Exercise details
Transcribe every line exactly and omit anything that is a picture.

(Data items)

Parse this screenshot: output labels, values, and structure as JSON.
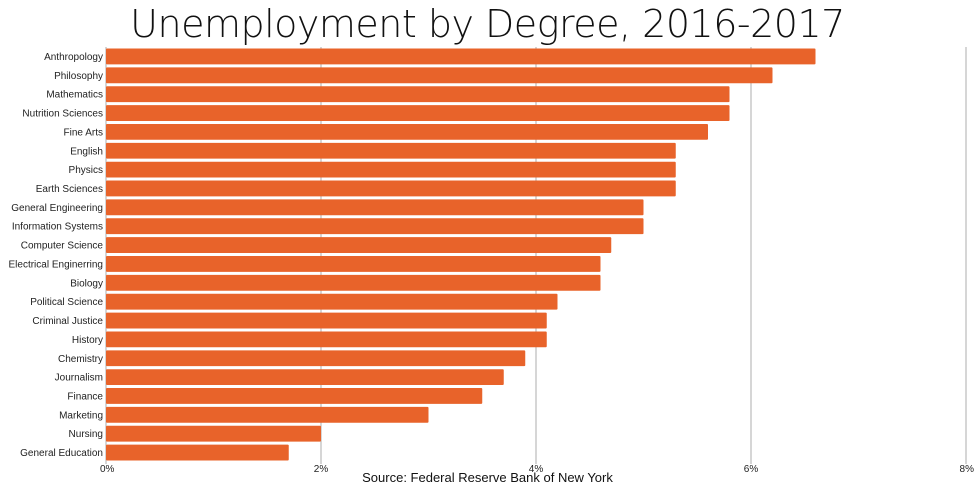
{
  "chart_data": {
    "type": "bar",
    "orientation": "horizontal",
    "title": "Unemployment by Degree, 2016-2017",
    "source": "Source: Federal Reserve Bank of New York",
    "categories": [
      "Anthropology",
      "Philosophy",
      "Mathematics",
      "Nutrition Sciences",
      "Fine Arts",
      "English",
      "Physics",
      "Earth Sciences",
      "General Engineering",
      "Information Systems",
      "Computer Science",
      "Electrical Enginerring",
      "Biology",
      "Political Science",
      "Criminal Justice",
      "History",
      "Chemistry",
      "Journalism",
      "Finance",
      "Marketing",
      "Nursing",
      "General Education"
    ],
    "values": [
      6.6,
      6.2,
      5.8,
      5.8,
      5.6,
      5.3,
      5.3,
      5.3,
      5.0,
      5.0,
      4.7,
      4.6,
      4.6,
      4.2,
      4.1,
      4.1,
      3.9,
      3.7,
      3.5,
      3.0,
      2.0,
      1.7
    ],
    "xlim": [
      0,
      8
    ],
    "xticks": [
      0,
      2,
      4,
      6,
      8
    ],
    "xtick_labels": [
      "0%",
      "2%",
      "4%",
      "6%",
      "8%"
    ],
    "grid": true,
    "bar_color": "#e8632a",
    "grid_color": "#c8c8c8"
  }
}
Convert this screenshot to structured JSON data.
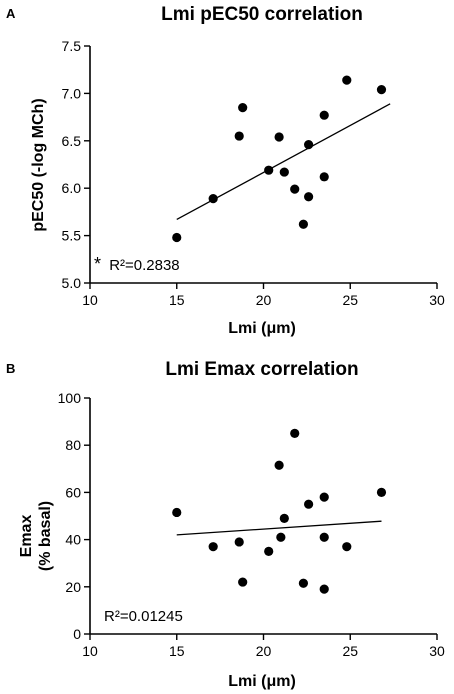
{
  "chart_data": [
    {
      "panel": "A",
      "type": "scatter",
      "title": "Lmi pEC50 correlation",
      "xlabel": "Lmi (μm)",
      "ylabel": "pEC50 (-log MCh)",
      "xlim": [
        10,
        30
      ],
      "ylim": [
        5.0,
        7.5
      ],
      "xticks": [
        "10",
        "15",
        "20",
        "25",
        "30"
      ],
      "yticks": [
        "5.0",
        "5.5",
        "6.0",
        "6.5",
        "7.0",
        "7.5"
      ],
      "points": [
        {
          "x": 15.0,
          "y": 5.48
        },
        {
          "x": 17.1,
          "y": 5.89
        },
        {
          "x": 18.6,
          "y": 6.55
        },
        {
          "x": 18.8,
          "y": 6.85
        },
        {
          "x": 20.3,
          "y": 6.19
        },
        {
          "x": 20.9,
          "y": 6.54
        },
        {
          "x": 21.2,
          "y": 6.17
        },
        {
          "x": 21.8,
          "y": 5.99
        },
        {
          "x": 22.3,
          "y": 5.62
        },
        {
          "x": 22.6,
          "y": 6.46
        },
        {
          "x": 22.6,
          "y": 5.91
        },
        {
          "x": 23.5,
          "y": 6.77
        },
        {
          "x": 23.5,
          "y": 6.12
        },
        {
          "x": 24.8,
          "y": 7.14
        },
        {
          "x": 26.8,
          "y": 7.04
        }
      ],
      "fit_line": {
        "x": [
          15.0,
          27.3
        ],
        "y": [
          5.67,
          6.89
        ]
      },
      "annotation_prefix": "*",
      "annotation": "R²=0.2838"
    },
    {
      "panel": "B",
      "type": "scatter",
      "title": "Lmi Emax correlation",
      "xlabel": "Lmi (μm)",
      "ylabel": "Emax",
      "ylabel_line2": "(% basal)",
      "xlim": [
        10,
        30
      ],
      "ylim": [
        0,
        100
      ],
      "xticks": [
        "10",
        "15",
        "20",
        "25",
        "30"
      ],
      "yticks": [
        "0",
        "20",
        "40",
        "60",
        "80",
        "100"
      ],
      "points": [
        {
          "x": 15.0,
          "y": 51.5
        },
        {
          "x": 17.1,
          "y": 37.0
        },
        {
          "x": 18.6,
          "y": 39.0
        },
        {
          "x": 18.8,
          "y": 22.0
        },
        {
          "x": 20.3,
          "y": 35.0
        },
        {
          "x": 20.9,
          "y": 71.5
        },
        {
          "x": 21.0,
          "y": 41.0
        },
        {
          "x": 21.2,
          "y": 49.0
        },
        {
          "x": 21.8,
          "y": 85.0
        },
        {
          "x": 22.3,
          "y": 21.5
        },
        {
          "x": 22.6,
          "y": 55.0
        },
        {
          "x": 23.5,
          "y": 58.0
        },
        {
          "x": 23.5,
          "y": 41.0
        },
        {
          "x": 23.5,
          "y": 19.0
        },
        {
          "x": 24.8,
          "y": 37.0
        },
        {
          "x": 26.8,
          "y": 60.0
        }
      ],
      "fit_line": {
        "x": [
          15.0,
          26.8
        ],
        "y": [
          42.0,
          47.8
        ]
      },
      "annotation_prefix": "",
      "annotation": "R²=0.01245"
    }
  ]
}
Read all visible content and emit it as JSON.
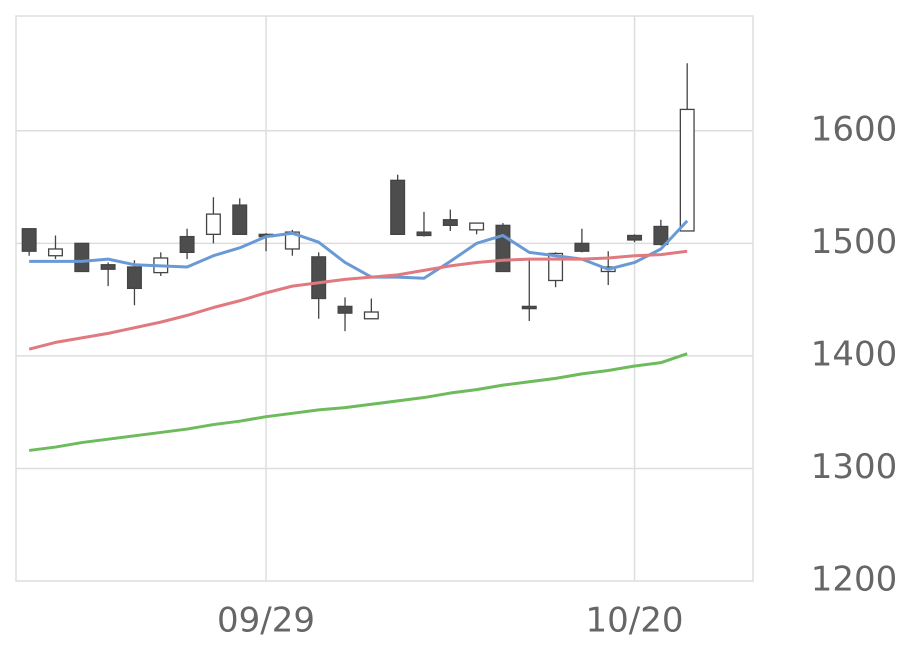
{
  "chart_data": {
    "type": "candlestick",
    "categories": [
      null,
      null,
      null,
      null,
      null,
      null,
      null,
      null,
      null,
      "09/29",
      null,
      null,
      null,
      null,
      null,
      null,
      null,
      null,
      null,
      null,
      null,
      null,
      null,
      "10/20",
      null,
      null
    ],
    "open": [
      1513,
      1489,
      1500,
      1481,
      1479,
      1474,
      1506,
      1508,
      1534,
      1508,
      1495,
      1488,
      1444,
      1433,
      1556,
      1510,
      1521,
      1512,
      1516,
      1444,
      1467,
      1500,
      1475,
      1507,
      1515,
      1511
    ],
    "high": [
      1513,
      1507,
      1500,
      1483,
      1485,
      1492,
      1513,
      1541,
      1540,
      1509,
      1512,
      1492,
      1452,
      1451,
      1561,
      1528,
      1530,
      1518,
      1518,
      1487,
      1492,
      1513,
      1493,
      1508,
      1521,
      1660
    ],
    "low": [
      1489,
      1486,
      1475,
      1462,
      1445,
      1471,
      1486,
      1500,
      1508,
      1493,
      1489,
      1433,
      1422,
      1433,
      1508,
      1506,
      1511,
      1508,
      1475,
      1431,
      1461,
      1492,
      1463,
      1501,
      1498,
      1511
    ],
    "close": [
      1493,
      1495,
      1475,
      1477,
      1460,
      1487,
      1492,
      1526,
      1508,
      1506,
      1510,
      1451,
      1438,
      1439,
      1508,
      1507,
      1516,
      1518,
      1475,
      1442,
      1491,
      1493,
      1479,
      1503,
      1499,
      1619
    ],
    "up_color": "#ffffff",
    "down_color": "#4d4d4d",
    "wick_color": "#444444",
    "lines": [
      {
        "color": "#6a9ad6",
        "values": [
          1484,
          1484,
          1484,
          1486,
          1481,
          1480,
          1479,
          1489,
          1496,
          1506,
          1509,
          1501,
          1483,
          1470,
          1470,
          1469,
          1484,
          1500,
          1507,
          1492,
          1489,
          1486,
          1477,
          1483,
          1495,
          1520
        ]
      },
      {
        "color": "#e07a7f",
        "values": [
          1406,
          1412,
          1416,
          1420,
          1425,
          1430,
          1436,
          1443,
          1449,
          1456,
          1462,
          1465,
          1468,
          1470,
          1472,
          1476,
          1480,
          1483,
          1485,
          1486,
          1486,
          1486,
          1487,
          1489,
          1490,
          1493
        ]
      },
      {
        "color": "#6dbb5c",
        "values": [
          1316,
          1319,
          1323,
          1326,
          1329,
          1332,
          1335,
          1339,
          1342,
          1346,
          1349,
          1352,
          1354,
          1357,
          1360,
          1363,
          1367,
          1370,
          1374,
          1377,
          1380,
          1384,
          1387,
          1391,
          1394,
          1402
        ]
      }
    ],
    "ylim": [
      1200,
      1702
    ],
    "yticks": [
      1200,
      1300,
      1400,
      1500,
      1600
    ],
    "grid": true
  }
}
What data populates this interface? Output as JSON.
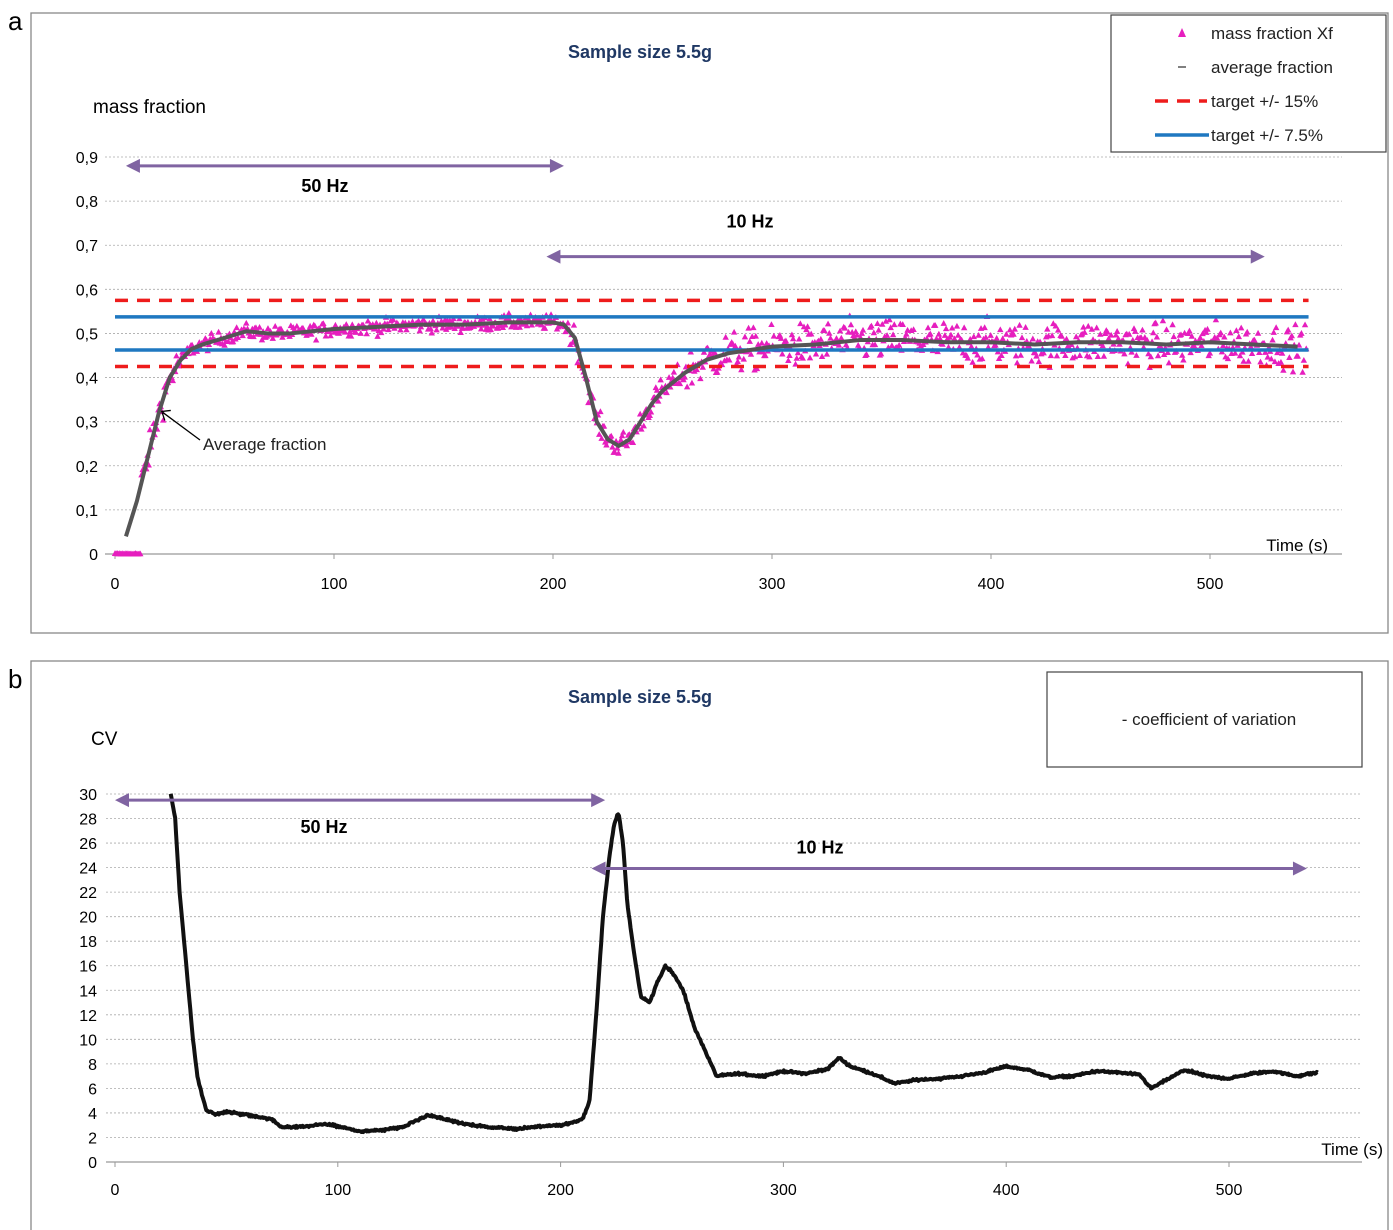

Full answer
Parse this screenshot: output labels, values, and structure as JSON.
{
  "chart_data": {
    "type": "bar",
    "orientation": "horizontal",
    "title": "Unemployment by Degree, 2016-2017",
    "source": "Source: Federal Reserve Bank of New York",
    "categories": [
      "Anthropology",
      "Philosophy",
      "Mathematics",
      "Nutrition Sciences",
      "Fine Arts",
      "English",
      "Physics",
      "Earth Sciences",
      "General Engineering",
      "Information Systems",
      "Computer Science",
      "Electrical Enginerring",
      "Biology",
      "Political Science",
      "Criminal Justice",
      "History",
      "Chemistry",
      "Journalism",
      "Finance",
      "Marketing",
      "Nursing",
      "General Education"
    ],
    "values": [
      6.6,
      6.2,
      5.8,
      5.8,
      5.6,
      5.3,
      5.3,
      5.3,
      5.0,
      5.0,
      4.7,
      4.6,
      4.6,
      4.2,
      4.1,
      4.1,
      3.9,
      3.7,
      3.5,
      3.0,
      2.0,
      1.7
    ],
    "xlim": [
      0,
      8
    ],
    "xticks": [
      0,
      2,
      4,
      6,
      8
    ],
    "xtick_labels": [
      "0%",
      "2%",
      "4%",
      "6%",
      "8%"
    ],
    "grid": true,
    "bar_color": "#e8632a",
    "grid_color": "#c8c8c8"
  }
}
Convert this screenshot to structured JSON data.
{
  "chart_data": [
    {
      "panel": "A",
      "type": "scatter",
      "title": "Lmi pEC50 correlation",
      "xlabel": "Lmi (μm)",
      "ylabel": "pEC50 (-log MCh)",
      "xlim": [
        10,
        30
      ],
      "ylim": [
        5.0,
        7.5
      ],
      "xticks": [
        "10",
        "15",
        "20",
        "25",
        "30"
      ],
      "yticks": [
        "5.0",
        "5.5",
        "6.0",
        "6.5",
        "7.0",
        "7.5"
      ],
      "points": [
        {
          "x": 15.0,
          "y": 5.48
        },
        {
          "x": 17.1,
          "y": 5.89
        },
        {
          "x": 18.6,
          "y": 6.55
        },
        {
          "x": 18.8,
          "y": 6.85
        },
        {
          "x": 20.3,
          "y": 6.19
        },
        {
          "x": 20.9,
          "y": 6.54
        },
        {
          "x": 21.2,
          "y": 6.17
        },
        {
          "x": 21.8,
          "y": 5.99
        },
        {
          "x": 22.3,
          "y": 5.62
        },
        {
          "x": 22.6,
          "y": 6.46
        },
        {
          "x": 22.6,
          "y": 5.91
        },
        {
          "x": 23.5,
          "y": 6.77
        },
        {
          "x": 23.5,
          "y": 6.12
        },
        {
          "x": 24.8,
          "y": 7.14
        },
        {
          "x": 26.8,
          "y": 7.04
        }
      ],
      "fit_line": {
        "x": [
          15.0,
          27.3
        ],
        "y": [
          5.67,
          6.89
        ]
      },
      "annotation_prefix": "*",
      "annotation": "R²=0.2838"
    },
    {
      "panel": "B",
      "type": "scatter",
      "title": "Lmi Emax correlation",
      "xlabel": "Lmi (μm)",
      "ylabel": "Emax",
      "ylabel_line2": "(% basal)",
      "xlim": [
        10,
        30
      ],
      "ylim": [
        0,
        100
      ],
      "xticks": [
        "10",
        "15",
        "20",
        "25",
        "30"
      ],
      "yticks": [
        "0",
        "20",
        "40",
        "60",
        "80",
        "100"
      ],
      "points": [
        {
          "x": 15.0,
          "y": 51.5
        },
        {
          "x": 17.1,
          "y": 37.0
        },
        {
          "x": 18.6,
          "y": 39.0
        },
        {
          "x": 18.8,
          "y": 22.0
        },
        {
          "x": 20.3,
          "y": 35.0
        },
        {
          "x": 20.9,
          "y": 71.5
        },
        {
          "x": 21.0,
          "y": 41.0
        },
        {
          "x": 21.2,
          "y": 49.0
        },
        {
          "x": 21.8,
          "y": 85.0
        },
        {
          "x": 22.3,
          "y": 21.5
        },
        {
          "x": 22.6,
          "y": 55.0
        },
        {
          "x": 23.5,
          "y": 58.0
        },
        {
          "x": 23.5,
          "y": 41.0
        },
        {
          "x": 23.5,
          "y": 19.0
        },
        {
          "x": 24.8,
          "y": 37.0
        },
        {
          "x": 26.8,
          "y": 60.0
        }
      ],
      "fit_line": {
        "x": [
          15.0,
          26.8
        ],
        "y": [
          42.0,
          47.8
        ]
      },
      "annotation_prefix": "",
      "annotation": "R²=0.01245"
    }
  ]
}
Read all visible content and emit it as JSON.
{
  "chart_data": {
    "type": "candlestick",
    "categories": [
      null,
      null,
      null,
      null,
      null,
      null,
      null,
      null,
      null,
      "09/29",
      null,
      null,
      null,
      null,
      null,
      null,
      null,
      null,
      null,
      null,
      null,
      null,
      null,
      "10/20",
      null,
      null
    ],
    "open": [
      1513,
      1489,
      1500,
      1481,
      1479,
      1474,
      1506,
      1508,
      1534,
      1508,
      1495,
      1488,
      1444,
      1433,
      1556,
      1510,
      1521,
      1512,
      1516,
      1444,
      1467,
      1500,
      1475,
      1507,
      1515,
      1511
    ],
    "high": [
      1513,
      1507,
      1500,
      1483,
      1485,
      1492,
      1513,
      1541,
      1540,
      1509,
      1512,
      1492,
      1452,
      1451,
      1561,
      1528,
      1530,
      1518,
      1518,
      1487,
      1492,
      1513,
      1493,
      1508,
      1521,
      1660
    ],
    "low": [
      1489,
      1486,
      1475,
      1462,
      1445,
      1471,
      1486,
      1500,
      1508,
      1493,
      1489,
      1433,
      1422,
      1433,
      1508,
      1506,
      1511,
      1508,
      1475,
      1431,
      1461,
      1492,
      1463,
      1501,
      1498,
      1511
    ],
    "close": [
      1493,
      1495,
      1475,
      1477,
      1460,
      1487,
      1492,
      1526,
      1508,
      1506,
      1510,
      1451,
      1438,
      1439,
      1508,
      1507,
      1516,
      1518,
      1475,
      1442,
      1491,
      1493,
      1479,
      1503,
      1499,
      1619
    ],
    "up_color": "#ffffff",
    "down_color": "#4d4d4d",
    "wick_color": "#444444",
    "lines": [
      {
        "color": "#6a9ad6",
        "values": [
          1484,
          1484,
          1484,
          1486,
          1481,
          1480,
          1479,
          1489,
          1496,
          1506,
          1509,
          1501,
          1483,
          1470,
          1470,
          1469,
          1484,
          1500,
          1507,
          1492,
          1489,
          1486,
          1477,
          1483,
          1495,
          1520
        ]
      },
      {
        "color": "#e07a7f",
        "values": [
          1406,
          1412,
          1416,
          1420,
          1425,
          1430,
          1436,
          1443,
          1449,
          1456,
          1462,
          1465,
          1468,
          1470,
          1472,
          1476,
          1480,
          1483,
          1485,
          1486,
          1486,
          1486,
          1487,
          1489,
          1490,
          1493
        ]
      },
      {
        "color": "#6dbb5c",
        "values": [
          1316,
          1319,
          1323,
          1326,
          1329,
          1332,
          1335,
          1339,
          1342,
          1346,
          1349,
          1352,
          1354,
          1357,
          1360,
          1363,
          1367,
          1370,
          1374,
          1377,
          1380,
          1384,
          1387,
          1391,
          1394,
          1402
        ]
      }
    ],
    "ylim": [
      1200,
      1702
    ],
    "yticks": [
      1200,
      1300,
      1400,
      1500,
      1600
    ],
    "grid": true
  }
}
What data populates this interface? Output as JSON.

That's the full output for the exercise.